__EXTRAIT__.
-------

L’AVENUE DU PRINCE DE LIGNE QUEL BILAN ?

Article paru dans la Lettre aux Habitants n°73, septembre 2012.

Il faudrait des pages pour résumer, même sommairement,
les procédures visant à l’urbanisation de cette
artère qui joint la chaussée de Waterloo à la place St
Job.

N’en retenons que l’essentiel.

Rappelons d’abord qu’il s’agit d’un terrain de 9 ha,
long mais très étroit, surtout quand on se rapproche
de la place du Vivier d’Oie, et qui jouxte la ligne n° 26
du chemin de fer sur la partie non bâtie de l’avenue
du Prince de Ligne. De l’autre côté du chemin de fer,
l’avenue Latérale n’est bâtie, elle aussi, que d’un
côté.

Depuis bien longtemps, ces 9 ha qui appartenaient à
la SNCB sont utilisés comme jardins potagers par des
riverains, à l’exception d’un parking public de
90 places près de la place St Job et d’un autre de
16 places près du Vivier d’Oie.

-------

(Entrées du jeu de données de mise en page)
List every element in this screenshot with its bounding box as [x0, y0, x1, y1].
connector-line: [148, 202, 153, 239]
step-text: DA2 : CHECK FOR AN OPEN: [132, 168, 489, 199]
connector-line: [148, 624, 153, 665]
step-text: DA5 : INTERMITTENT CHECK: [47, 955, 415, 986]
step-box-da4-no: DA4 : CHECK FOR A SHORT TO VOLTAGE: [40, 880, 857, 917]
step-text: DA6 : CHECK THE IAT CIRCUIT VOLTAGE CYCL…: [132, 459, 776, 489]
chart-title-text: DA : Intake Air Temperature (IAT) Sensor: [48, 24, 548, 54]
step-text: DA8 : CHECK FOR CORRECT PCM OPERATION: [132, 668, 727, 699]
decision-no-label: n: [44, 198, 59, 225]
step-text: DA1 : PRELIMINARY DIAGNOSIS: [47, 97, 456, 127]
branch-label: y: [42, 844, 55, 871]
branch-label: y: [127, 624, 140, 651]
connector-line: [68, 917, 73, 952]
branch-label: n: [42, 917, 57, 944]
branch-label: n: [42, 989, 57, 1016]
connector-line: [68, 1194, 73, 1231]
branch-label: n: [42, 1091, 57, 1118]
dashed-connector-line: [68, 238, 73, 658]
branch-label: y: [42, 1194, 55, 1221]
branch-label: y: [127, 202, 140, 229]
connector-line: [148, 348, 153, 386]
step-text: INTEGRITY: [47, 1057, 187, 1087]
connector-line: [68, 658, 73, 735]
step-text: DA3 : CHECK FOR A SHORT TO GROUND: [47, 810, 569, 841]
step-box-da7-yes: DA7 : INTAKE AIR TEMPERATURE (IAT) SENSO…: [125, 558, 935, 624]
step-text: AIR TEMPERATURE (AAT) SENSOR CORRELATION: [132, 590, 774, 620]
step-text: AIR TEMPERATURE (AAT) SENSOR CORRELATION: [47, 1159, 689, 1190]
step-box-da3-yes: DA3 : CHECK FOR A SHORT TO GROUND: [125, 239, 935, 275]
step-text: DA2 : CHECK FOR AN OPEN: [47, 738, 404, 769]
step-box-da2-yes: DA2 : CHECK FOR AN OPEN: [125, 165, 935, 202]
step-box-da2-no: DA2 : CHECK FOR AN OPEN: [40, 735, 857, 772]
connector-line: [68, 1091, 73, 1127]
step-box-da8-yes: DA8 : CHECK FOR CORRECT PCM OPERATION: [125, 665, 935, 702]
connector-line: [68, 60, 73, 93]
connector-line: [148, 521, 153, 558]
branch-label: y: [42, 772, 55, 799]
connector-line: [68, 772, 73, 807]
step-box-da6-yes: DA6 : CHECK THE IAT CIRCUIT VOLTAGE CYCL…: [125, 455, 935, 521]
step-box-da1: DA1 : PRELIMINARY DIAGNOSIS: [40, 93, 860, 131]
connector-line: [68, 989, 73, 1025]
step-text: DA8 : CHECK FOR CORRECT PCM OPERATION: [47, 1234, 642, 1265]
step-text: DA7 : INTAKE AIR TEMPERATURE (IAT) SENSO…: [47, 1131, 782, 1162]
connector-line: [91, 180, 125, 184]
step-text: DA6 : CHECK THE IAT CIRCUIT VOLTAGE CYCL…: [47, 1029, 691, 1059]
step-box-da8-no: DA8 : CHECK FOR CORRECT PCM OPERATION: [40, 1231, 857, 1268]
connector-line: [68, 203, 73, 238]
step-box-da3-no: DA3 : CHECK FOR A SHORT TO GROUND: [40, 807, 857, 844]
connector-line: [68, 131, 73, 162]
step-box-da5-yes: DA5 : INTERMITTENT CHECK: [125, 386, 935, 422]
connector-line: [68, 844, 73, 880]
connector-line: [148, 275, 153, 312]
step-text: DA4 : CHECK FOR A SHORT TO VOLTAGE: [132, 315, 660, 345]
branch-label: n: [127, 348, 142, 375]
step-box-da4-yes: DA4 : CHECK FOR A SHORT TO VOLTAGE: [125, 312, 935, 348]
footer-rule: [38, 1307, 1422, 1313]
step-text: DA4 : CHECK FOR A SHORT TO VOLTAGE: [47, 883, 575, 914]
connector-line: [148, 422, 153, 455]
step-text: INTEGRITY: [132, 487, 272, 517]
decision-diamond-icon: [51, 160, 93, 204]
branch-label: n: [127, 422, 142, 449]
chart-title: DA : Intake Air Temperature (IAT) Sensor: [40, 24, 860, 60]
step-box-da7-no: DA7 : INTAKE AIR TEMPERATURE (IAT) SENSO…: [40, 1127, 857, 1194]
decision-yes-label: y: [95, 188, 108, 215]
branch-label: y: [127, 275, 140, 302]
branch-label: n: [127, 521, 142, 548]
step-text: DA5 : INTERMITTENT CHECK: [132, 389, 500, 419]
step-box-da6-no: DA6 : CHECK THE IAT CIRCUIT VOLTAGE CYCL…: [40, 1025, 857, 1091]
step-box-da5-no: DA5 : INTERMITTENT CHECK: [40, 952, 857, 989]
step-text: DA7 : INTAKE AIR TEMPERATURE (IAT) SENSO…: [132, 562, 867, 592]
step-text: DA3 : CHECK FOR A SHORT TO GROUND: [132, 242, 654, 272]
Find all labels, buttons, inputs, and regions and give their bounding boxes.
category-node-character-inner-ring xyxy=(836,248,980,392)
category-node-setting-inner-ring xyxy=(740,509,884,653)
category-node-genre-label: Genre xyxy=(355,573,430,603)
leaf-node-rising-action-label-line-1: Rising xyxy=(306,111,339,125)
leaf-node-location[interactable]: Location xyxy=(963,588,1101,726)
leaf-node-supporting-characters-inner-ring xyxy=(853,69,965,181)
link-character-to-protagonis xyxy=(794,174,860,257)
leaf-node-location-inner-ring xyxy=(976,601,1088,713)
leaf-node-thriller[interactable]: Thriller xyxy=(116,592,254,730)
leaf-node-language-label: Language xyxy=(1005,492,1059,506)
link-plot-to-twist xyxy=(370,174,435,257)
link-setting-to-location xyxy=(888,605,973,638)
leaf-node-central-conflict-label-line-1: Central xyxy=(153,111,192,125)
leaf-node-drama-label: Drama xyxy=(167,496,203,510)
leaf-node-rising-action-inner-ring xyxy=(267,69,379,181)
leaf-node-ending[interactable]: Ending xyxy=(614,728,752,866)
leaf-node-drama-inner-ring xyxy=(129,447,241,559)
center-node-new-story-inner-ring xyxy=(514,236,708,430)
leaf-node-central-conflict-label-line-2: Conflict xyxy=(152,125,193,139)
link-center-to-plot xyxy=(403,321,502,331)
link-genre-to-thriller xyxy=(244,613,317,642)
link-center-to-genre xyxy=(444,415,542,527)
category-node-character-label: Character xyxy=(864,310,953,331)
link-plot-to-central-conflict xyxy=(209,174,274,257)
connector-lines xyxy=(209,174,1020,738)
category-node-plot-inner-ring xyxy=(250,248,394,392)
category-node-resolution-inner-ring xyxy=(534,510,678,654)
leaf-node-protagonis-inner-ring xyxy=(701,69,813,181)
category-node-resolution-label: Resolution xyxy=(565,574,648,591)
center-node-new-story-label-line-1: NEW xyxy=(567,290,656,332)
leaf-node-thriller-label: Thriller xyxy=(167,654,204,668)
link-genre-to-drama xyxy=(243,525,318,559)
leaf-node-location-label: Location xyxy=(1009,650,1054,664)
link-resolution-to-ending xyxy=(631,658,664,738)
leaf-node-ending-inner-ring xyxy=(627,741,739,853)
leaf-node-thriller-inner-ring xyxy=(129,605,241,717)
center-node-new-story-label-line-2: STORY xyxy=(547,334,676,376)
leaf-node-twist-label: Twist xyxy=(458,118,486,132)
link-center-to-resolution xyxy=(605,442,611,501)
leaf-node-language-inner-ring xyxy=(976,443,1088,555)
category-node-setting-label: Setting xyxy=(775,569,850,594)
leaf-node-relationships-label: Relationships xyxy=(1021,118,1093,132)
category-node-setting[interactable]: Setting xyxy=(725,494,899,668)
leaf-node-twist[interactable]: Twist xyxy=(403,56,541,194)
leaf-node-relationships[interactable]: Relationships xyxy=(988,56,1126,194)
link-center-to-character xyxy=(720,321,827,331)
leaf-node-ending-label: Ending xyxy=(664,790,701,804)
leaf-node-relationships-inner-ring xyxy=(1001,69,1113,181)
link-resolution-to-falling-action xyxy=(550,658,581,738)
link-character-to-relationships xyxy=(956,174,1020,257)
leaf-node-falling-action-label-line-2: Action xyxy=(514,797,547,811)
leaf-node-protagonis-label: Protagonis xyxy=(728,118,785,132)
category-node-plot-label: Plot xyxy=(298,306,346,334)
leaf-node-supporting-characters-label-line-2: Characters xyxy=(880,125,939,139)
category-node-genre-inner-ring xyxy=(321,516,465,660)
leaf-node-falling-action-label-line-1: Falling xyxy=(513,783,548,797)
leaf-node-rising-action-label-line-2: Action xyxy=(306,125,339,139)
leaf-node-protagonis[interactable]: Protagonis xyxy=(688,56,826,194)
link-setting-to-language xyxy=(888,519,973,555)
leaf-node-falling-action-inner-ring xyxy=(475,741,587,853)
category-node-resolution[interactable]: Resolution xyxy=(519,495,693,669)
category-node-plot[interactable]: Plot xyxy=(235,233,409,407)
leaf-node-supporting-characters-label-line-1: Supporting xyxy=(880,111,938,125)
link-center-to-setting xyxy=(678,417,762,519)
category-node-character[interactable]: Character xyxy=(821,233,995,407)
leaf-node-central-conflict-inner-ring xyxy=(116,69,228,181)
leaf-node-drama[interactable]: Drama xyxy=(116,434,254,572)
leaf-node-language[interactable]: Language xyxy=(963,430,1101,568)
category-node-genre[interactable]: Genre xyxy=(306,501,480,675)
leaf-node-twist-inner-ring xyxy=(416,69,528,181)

-------

__CONSIGNE__.
Recopiez le passage de l'article sur l'avenue du Prince de Ligne compris entre "L’AVENUE DU PRINCE" et "retenons que l’essentiel.", bornes incluses, en substituant "voie" à "artère".

__RÉPONSE ATTENDUE__.
L’AVENUE DU PRINCE DE LIGNE QUEL BILAN ?

Article paru dans la Lettre aux Habitants n°73, septembre 2012.

Il faudrait des pages pour résumer, même sommairement,
les procédures visant à l’urbanisation de cette
voie qui joint la chaussée de Waterloo à la place St
Job.

N’en retenons que l’essentiel.